What to work on: Every entry below must appear again, exactly as written.

■ ■ ■ ■ ■

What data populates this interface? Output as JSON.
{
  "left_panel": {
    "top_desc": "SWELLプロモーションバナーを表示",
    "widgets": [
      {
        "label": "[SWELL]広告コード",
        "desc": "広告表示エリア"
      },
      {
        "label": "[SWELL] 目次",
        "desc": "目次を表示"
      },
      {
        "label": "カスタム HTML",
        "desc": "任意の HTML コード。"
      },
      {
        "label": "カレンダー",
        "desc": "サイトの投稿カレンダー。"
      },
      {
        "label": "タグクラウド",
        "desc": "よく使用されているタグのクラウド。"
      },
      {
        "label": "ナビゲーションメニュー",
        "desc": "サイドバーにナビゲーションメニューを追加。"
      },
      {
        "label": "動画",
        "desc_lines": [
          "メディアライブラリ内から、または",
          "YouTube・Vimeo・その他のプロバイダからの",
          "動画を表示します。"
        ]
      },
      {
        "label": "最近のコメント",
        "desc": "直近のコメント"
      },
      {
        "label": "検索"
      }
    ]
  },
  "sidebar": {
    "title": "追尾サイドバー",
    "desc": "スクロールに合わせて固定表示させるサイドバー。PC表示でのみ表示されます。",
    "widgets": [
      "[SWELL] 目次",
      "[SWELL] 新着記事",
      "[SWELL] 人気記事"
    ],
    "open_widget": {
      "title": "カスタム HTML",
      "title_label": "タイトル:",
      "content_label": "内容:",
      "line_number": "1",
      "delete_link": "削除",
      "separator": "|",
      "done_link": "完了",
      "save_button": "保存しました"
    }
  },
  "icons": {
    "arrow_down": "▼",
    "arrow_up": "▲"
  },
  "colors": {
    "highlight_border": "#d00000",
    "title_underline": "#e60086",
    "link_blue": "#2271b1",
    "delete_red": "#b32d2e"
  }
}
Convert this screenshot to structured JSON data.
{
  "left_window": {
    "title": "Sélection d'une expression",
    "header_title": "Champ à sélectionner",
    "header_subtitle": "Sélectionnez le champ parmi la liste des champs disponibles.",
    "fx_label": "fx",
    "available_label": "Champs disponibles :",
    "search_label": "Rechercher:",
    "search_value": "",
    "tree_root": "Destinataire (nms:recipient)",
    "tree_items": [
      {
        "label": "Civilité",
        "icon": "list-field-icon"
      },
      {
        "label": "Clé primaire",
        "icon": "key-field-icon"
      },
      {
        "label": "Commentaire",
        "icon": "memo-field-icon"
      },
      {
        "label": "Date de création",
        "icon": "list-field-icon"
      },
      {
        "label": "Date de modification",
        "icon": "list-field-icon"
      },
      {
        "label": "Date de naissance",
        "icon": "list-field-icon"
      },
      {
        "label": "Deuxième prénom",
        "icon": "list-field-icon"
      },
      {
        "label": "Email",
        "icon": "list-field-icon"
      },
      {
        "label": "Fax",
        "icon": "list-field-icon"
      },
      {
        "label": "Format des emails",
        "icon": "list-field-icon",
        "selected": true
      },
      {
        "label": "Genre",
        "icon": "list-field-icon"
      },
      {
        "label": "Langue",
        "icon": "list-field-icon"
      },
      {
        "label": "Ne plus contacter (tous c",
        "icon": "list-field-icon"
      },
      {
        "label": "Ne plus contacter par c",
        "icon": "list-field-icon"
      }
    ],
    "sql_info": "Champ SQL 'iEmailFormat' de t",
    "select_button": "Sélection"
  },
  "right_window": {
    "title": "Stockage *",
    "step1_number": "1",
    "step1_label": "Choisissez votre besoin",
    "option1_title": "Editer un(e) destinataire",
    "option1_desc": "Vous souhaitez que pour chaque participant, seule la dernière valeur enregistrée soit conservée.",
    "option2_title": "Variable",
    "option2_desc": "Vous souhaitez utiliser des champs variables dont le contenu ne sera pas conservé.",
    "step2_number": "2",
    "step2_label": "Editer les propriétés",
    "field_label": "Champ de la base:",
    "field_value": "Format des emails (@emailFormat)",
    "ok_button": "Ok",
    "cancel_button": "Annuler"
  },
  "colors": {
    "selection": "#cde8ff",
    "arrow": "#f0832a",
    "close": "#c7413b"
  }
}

■ ■ ■ ■ ■

Solution for this task:
What data populates this interface? Output as JSON.
{
  "left_panel": {
    "top_desc": "SWELLプロモーションバナーを表示",
    "widgets": [
      {
        "label": "[SWELL]広告コード",
        "desc": "広告表示エリア"
      },
      {
        "label": "[SWELL] 目次",
        "desc": "目次を表示"
      },
      {
        "label": "カスタム HTML",
        "desc": "任意の HTML コード。"
      },
      {
        "label": "カレンダー",
        "desc": "サイトの投稿カレンダー。"
      },
      {
        "label": "タグクラウド",
        "desc": "よく使用されているタグのクラウド。"
      },
      {
        "label": "ナビゲーションメニュー",
        "desc": "サイドバーにナビゲーションメニューを追加。"
      },
      {
        "label": "動画",
        "desc_lines": [
          "メディアライブラリ内から、または",
          "YouTube・Vimeo・その他のプロバイダからの",
          "動画を表示します。"
        ]
      },
      {
        "label": "最近のコメント",
        "desc": "直近のコメント"
      },
      {
        "label": "検索"
      }
    ]
  },
  "sidebar": {
    "title": "追尾サイドバー",
    "desc": "スクロールに合わせて固定表示させるサイドバー。PC表示でのみ表示されます。",
    "widgets": [
      "[SWELL] 目次",
      "[SWELL] 新着記事",
      "[SWELL] 人気記事"
    ],
    "open_widget": {
      "title": "カスタム HTML",
      "title_label": "タイトル:",
      "content_label": "内容:",
      "line_number": "1",
      "delete_link": "削除",
      "separator": "|",
      "done_link": "完了",
      "save_button": "保存しました"
    }
  },
  "icons": {
    "arrow_down": "▼",
    "arrow_up": "▲"
  },
  "colors": {
    "highlight_border": "#d00000",
    "title_underline": "#e60086",
    "link_blue": "#2271b1",
    "delete_red": "#b32d2e"
  }
}
Convert this screenshot to structured JSON data.
{
  "left_window": {
    "title": "Sélection d'une expression",
    "header_title": "Champ à sélectionner",
    "header_subtitle": "Sélectionnez le champ parmi la liste des champs disponibles.",
    "fx_label": "fx",
    "available_label": "Champs disponibles :",
    "search_label": "Rechercher:",
    "search_value": "",
    "tree_root": "Destinataire (nms:recipient)",
    "tree_items": [
      {
        "label": "Civilité",
        "icon": "list-field-icon"
      },
      {
        "label": "Clé primaire",
        "icon": "key-field-icon"
      },
      {
        "label": "Commentaire",
        "icon": "memo-field-icon"
      },
      {
        "label": "Date de création",
        "icon": "list-field-icon"
      },
      {
        "label": "Date de modification",
        "icon": "list-field-icon"
      },
      {
        "label": "Date de naissance",
        "icon": "list-field-icon"
      },
      {
        "label": "Deuxième prénom",
        "icon": "list-field-icon"
      },
      {
        "label": "Email",
        "icon": "list-field-icon"
      },
      {
        "label": "Fax",
        "icon": "list-field-icon"
      },
      {
        "label": "Format des emails",
        "icon": "list-field-icon",
        "selected": true
      },
      {
        "label": "Genre",
        "icon": "list-field-icon"
      },
      {
        "label": "Langue",
        "icon": "list-field-icon"
      },
      {
        "label": "Ne plus contacter (tous c",
        "icon": "list-field-icon"
      },
      {
        "label": "Ne plus contacter par c",
        "icon": "list-field-icon"
      }
    ],
    "sql_info": "Champ SQL 'iEmailFormat' de t",
    "select_button": "Sélection"
  },
  "right_window": {
    "title": "Stockage *",
    "step1_number": "1",
    "step1_label": "Choisissez votre besoin",
    "option1_title": "Editer un(e) destinataire",
    "option1_desc": "Vous souhaitez que pour chaque participant, seule la dernière valeur enregistrée soit conservée.",
    "option2_title": "Variable",
    "option2_desc": "Vous souhaitez utiliser des champs variables dont le contenu ne sera pas conservé.",
    "step2_number": "2",
    "step2_label": "Editer les propriétés",
    "field_label": "Champ de la base:",
    "field_value": "Format des emails (@emailFormat)",
    "ok_button": "Ok",
    "cancel_button": "Annuler"
  },
  "colors": {
    "selection": "#cde8ff",
    "arrow": "#f0832a",
    "close": "#c7413b"
  }
}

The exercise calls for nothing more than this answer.